**Do this**
Set out each line from the following listing that includes the word "Episode".
▼
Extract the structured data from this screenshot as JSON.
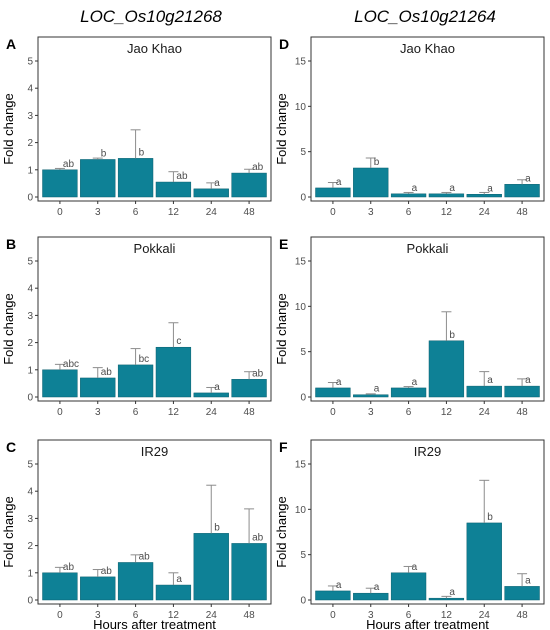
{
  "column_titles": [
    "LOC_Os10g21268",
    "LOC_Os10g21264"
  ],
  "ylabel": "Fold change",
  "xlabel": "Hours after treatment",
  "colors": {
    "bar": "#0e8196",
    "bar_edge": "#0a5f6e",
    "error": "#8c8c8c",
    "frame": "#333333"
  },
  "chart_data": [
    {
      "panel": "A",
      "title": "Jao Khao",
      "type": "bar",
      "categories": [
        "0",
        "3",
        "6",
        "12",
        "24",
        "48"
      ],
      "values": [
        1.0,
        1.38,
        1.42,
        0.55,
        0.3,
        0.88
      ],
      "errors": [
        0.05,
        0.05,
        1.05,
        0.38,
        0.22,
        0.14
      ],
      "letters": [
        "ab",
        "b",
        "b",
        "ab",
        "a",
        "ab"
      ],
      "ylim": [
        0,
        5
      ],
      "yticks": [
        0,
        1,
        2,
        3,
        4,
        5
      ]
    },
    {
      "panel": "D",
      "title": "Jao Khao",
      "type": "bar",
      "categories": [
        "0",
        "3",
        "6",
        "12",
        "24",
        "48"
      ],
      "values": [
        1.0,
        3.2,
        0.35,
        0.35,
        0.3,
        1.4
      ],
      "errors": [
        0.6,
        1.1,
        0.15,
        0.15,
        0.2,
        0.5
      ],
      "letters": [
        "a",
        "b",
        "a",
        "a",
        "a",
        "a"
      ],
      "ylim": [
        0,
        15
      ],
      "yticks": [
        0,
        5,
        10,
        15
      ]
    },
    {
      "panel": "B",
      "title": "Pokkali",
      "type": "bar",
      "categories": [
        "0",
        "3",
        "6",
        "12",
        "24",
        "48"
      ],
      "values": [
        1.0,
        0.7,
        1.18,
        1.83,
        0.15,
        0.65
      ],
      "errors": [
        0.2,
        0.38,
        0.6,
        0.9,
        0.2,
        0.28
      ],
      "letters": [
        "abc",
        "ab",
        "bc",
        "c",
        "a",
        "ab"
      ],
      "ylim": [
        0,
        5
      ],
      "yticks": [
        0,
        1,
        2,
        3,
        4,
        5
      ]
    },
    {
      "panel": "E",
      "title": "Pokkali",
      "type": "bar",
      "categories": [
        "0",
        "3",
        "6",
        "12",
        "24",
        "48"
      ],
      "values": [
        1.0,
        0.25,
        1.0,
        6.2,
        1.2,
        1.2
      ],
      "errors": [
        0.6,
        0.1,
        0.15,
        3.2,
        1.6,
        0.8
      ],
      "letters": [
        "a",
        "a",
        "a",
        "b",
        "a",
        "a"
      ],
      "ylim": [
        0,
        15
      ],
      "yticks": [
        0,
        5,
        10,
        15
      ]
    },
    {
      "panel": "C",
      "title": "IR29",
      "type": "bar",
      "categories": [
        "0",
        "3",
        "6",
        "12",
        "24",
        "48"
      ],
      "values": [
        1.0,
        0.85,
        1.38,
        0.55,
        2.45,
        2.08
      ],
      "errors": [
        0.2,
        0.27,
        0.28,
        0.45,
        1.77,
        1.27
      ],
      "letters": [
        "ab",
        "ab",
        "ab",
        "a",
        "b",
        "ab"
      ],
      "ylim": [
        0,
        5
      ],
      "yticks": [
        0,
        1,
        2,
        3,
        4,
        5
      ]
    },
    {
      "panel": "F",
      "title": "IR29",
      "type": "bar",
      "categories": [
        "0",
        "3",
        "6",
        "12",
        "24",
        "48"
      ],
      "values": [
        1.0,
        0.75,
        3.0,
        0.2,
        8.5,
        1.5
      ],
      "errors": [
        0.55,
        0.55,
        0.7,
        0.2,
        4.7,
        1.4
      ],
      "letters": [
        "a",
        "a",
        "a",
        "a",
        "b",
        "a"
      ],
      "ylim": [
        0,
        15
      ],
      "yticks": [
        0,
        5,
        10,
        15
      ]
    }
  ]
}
▲
▼
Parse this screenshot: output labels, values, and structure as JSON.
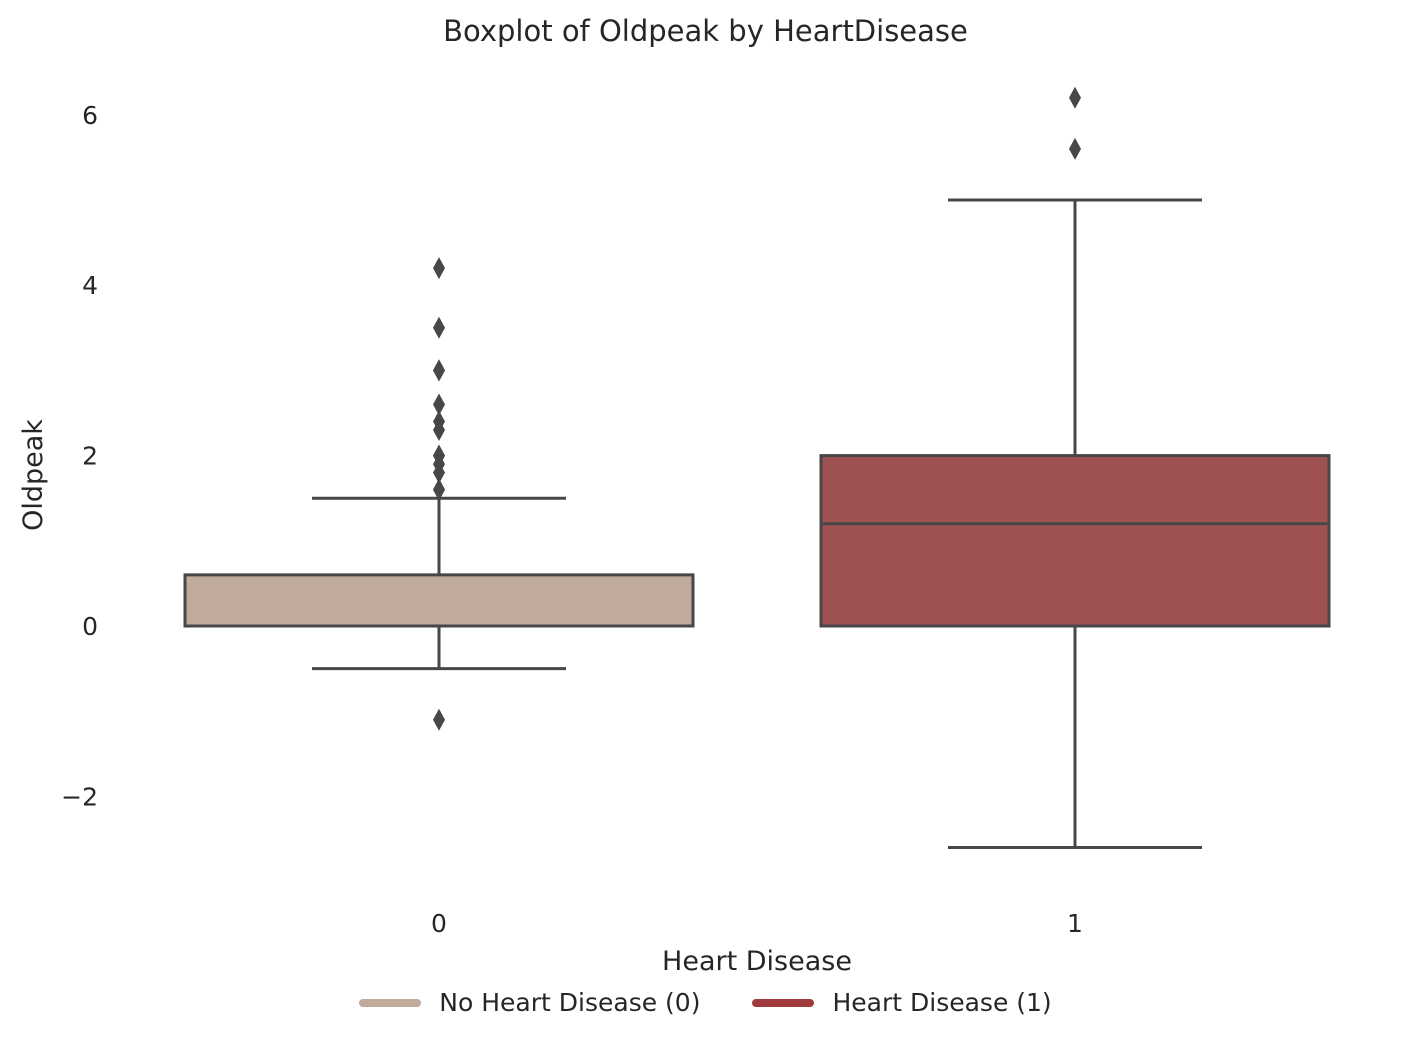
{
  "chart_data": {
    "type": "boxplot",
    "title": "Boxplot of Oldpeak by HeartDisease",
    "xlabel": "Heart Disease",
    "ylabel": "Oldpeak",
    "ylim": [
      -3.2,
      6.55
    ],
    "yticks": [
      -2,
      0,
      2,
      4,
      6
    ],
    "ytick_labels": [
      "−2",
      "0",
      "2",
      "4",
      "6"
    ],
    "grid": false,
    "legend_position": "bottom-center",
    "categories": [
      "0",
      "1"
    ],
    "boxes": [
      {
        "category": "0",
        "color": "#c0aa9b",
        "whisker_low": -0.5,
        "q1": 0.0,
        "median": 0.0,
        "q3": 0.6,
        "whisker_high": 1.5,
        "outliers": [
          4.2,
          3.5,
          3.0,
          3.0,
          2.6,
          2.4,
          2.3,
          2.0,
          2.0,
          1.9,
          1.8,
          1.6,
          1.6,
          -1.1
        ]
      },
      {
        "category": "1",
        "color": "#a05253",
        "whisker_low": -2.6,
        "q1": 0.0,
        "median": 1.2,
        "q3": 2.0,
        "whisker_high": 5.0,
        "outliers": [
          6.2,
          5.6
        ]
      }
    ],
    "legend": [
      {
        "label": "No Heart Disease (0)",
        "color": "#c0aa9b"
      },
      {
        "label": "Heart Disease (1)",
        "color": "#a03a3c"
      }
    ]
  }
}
▲
▼
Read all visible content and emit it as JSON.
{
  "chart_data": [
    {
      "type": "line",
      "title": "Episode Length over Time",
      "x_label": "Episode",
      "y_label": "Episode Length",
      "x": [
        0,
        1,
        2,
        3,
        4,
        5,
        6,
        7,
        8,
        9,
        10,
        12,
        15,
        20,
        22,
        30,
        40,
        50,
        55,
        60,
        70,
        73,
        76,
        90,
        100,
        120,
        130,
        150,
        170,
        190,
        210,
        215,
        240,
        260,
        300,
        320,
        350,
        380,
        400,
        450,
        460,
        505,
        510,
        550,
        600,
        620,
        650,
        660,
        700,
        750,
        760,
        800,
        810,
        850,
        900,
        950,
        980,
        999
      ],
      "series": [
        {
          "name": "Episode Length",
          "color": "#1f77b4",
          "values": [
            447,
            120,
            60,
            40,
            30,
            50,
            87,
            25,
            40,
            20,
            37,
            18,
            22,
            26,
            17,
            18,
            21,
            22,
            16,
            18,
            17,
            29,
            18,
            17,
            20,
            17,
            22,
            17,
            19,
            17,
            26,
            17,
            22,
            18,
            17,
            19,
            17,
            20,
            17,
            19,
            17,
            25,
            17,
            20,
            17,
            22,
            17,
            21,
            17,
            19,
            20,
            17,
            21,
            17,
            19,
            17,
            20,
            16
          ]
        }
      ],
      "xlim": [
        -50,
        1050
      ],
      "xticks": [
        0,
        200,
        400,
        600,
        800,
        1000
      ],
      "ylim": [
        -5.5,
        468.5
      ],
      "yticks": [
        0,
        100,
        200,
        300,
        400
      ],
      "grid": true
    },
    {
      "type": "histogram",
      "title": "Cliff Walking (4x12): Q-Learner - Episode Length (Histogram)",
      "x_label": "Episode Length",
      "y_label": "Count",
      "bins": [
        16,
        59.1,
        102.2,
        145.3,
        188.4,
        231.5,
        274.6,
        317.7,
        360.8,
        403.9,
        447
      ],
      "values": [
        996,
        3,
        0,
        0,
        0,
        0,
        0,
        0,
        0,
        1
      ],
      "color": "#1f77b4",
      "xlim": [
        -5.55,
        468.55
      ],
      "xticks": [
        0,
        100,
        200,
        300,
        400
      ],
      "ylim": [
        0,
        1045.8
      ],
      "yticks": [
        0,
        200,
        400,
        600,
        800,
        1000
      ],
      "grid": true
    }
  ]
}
▲
**Finished exercise**
      "title": "Episode Length over Time",
      "x_label": "Episode",
      "y_label": "Episode Length",
          "name": "Episode Length",
      "title": "Cliff Walking (4x12): Q-Learner - Episode Length (Histogram)",
      "x_label": "Episode Length",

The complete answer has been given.